● Task description
Print all of the lines exactly. Any picture among them stays out.

-.-.-

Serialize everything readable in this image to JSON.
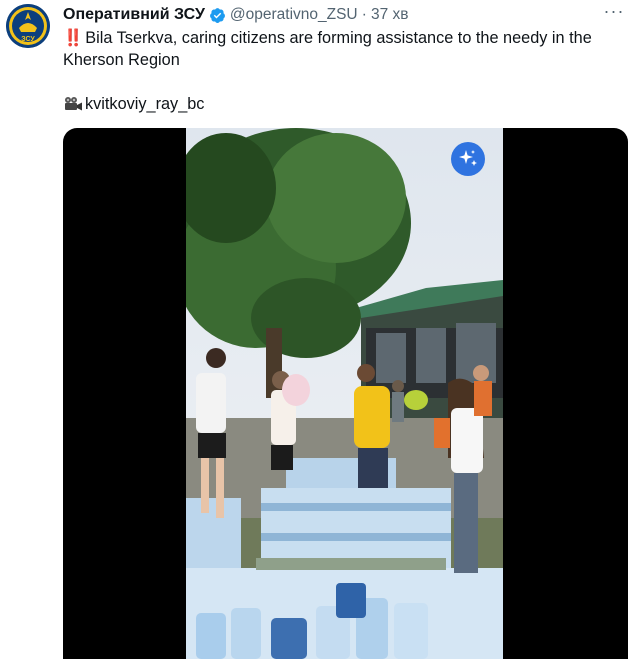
{
  "tweet": {
    "author_name": "Оперативний ЗСУ",
    "handle": "@operativno_ZSU",
    "separator": "·",
    "time": "37 хв",
    "more_label": "···",
    "emoji_prefix": "‼️",
    "text_line1": "Bila Tserkva, caring citizens are forming assistance to the needy in the",
    "text_line2": "Kherson Region",
    "credit_handle": "kvitkoviy_ray_bc",
    "avatar_text": "ЗСУ"
  },
  "icons": {
    "verified": "verified-badge-icon",
    "camera": "movie-camera-icon",
    "sparkle": "sparkle-icon",
    "more": "more-options-icon"
  },
  "colors": {
    "verified": "#1d9bf0",
    "sparkle_button": "#2f73e0",
    "text_secondary": "#536471"
  }
}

-.-.-

● Answer to this problem
Serialize everything readable in this image to JSON.
{
  "tweet": {
    "author_name": "Оперативний ЗСУ",
    "handle": "@operativno_ZSU",
    "separator": "·",
    "time": "37 хв",
    "more_label": "···",
    "emoji_prefix": "‼️",
    "text_line1": "Bila Tserkva, caring citizens are forming assistance to the needy in the",
    "text_line2": "Kherson Region",
    "credit_handle": "kvitkoviy_ray_bc",
    "avatar_text": "ЗСУ"
  },
  "icons": {
    "verified": "verified-badge-icon",
    "camera": "movie-camera-icon",
    "sparkle": "sparkle-icon",
    "more": "more-options-icon"
  },
  "colors": {
    "verified": "#1d9bf0",
    "sparkle_button": "#2f73e0",
    "text_secondary": "#536471"
  }
}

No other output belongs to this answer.